>> start Input rows
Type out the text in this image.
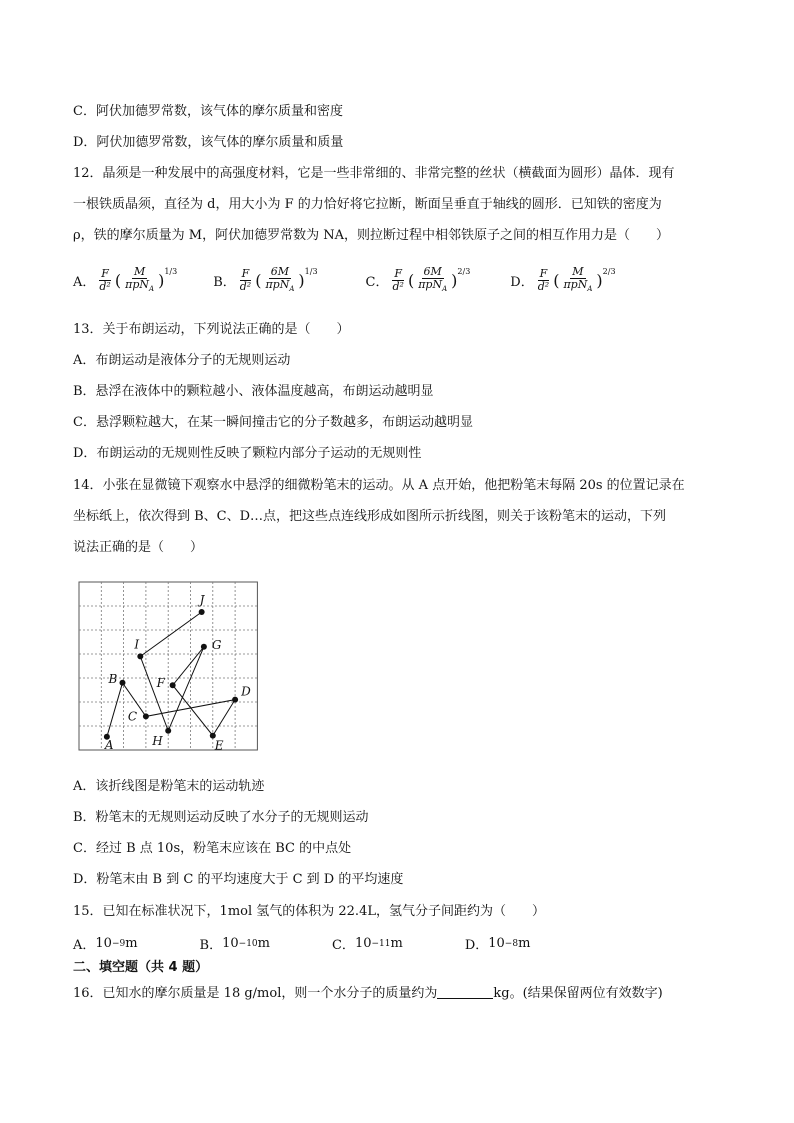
C．阿伏加德罗常数，该气体的摩尔质量和密度
D．阿伏加德罗常数，该气体的摩尔质量和质量
12．晶须是一种发展中的高强度材料，它是一些非常细的、非常完整的丝状（横截面为圆形）晶体．现有
一根铁质晶须，直径为 d，用大小为 F 的力恰好将它拉断，断面呈垂直于轴线的圆形．已知铁的密度为
ρ，铁的摩尔质量为 M，阿伏加德罗常数为 NA，则拉断过程中相邻铁原子之间的相互作用力是（　　）
A． $\frac{F}{\text{d²}}$ ( $\frac{M}{\pi pN_A} )^{1/3}$
B． $\frac{F}{\text{d²}}$ ( $\frac{6M}{\pi pN_A} )^{1/3}$
C． $\frac{F}{\text{d²}}$ ( $\frac{6M}{\pi pN_A} )^{2/3}$
D． $\frac{F}{\text{d²}}$ ( $\frac{M}{\pi pN_A} )^{2/3}$
13．关于布朗运动，下列说法正确的是（　　）
A．布朗运动是液体分子的无规则运动
B．悬浮在液体中的颗粒越小、液体温度越高，布朗运动越明显
C．悬浮颗粒越大，在某一瞬间撞击它的分子数越多，布朗运动越明显
D．布朗运动的无规则性反映了颗粒内部分子运动的无规则性
14．小张在显微镜下观察水中悬浮的细微粉笔末的运动。从 A 点开始，他把粉笔末每隔 20s 的位置记录在
坐标纸上，依次得到 B、C、D…点，把这些点连线形成如图所示折线图，则关于该粉笔末的运动，下列
说法正确的是（　　）
A
B
C
D
E
F
G
H
I
J
A．该折线图是粉笔末的运动轨迹
B．粉笔末的无规则运动反映了水分子的无规则运动
C．经过 B 点 10s，粉笔末应该在 BC 的中点处
D．粉笔末由 B 到 C 的平均速度大于 C 到 D 的平均速度
15．已知在标准状况下，1mol 氢气的体积为 22.4L，氢气分子间距约为（　　）
A． 10 −9 m	B． 10 −10 m	C． 10 −11 m	D． 10 −8 m
二、填空题（共 4 题）
16．已知水的摩尔质量是 18 g/mol，则一个水分子的质量约为	kg。(结果保留两位有效数字)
>> end Input rows
> **Your instructions**: Tally how many lines of the records hold the word "text". Answer with the number only.

> **Task answer**: 5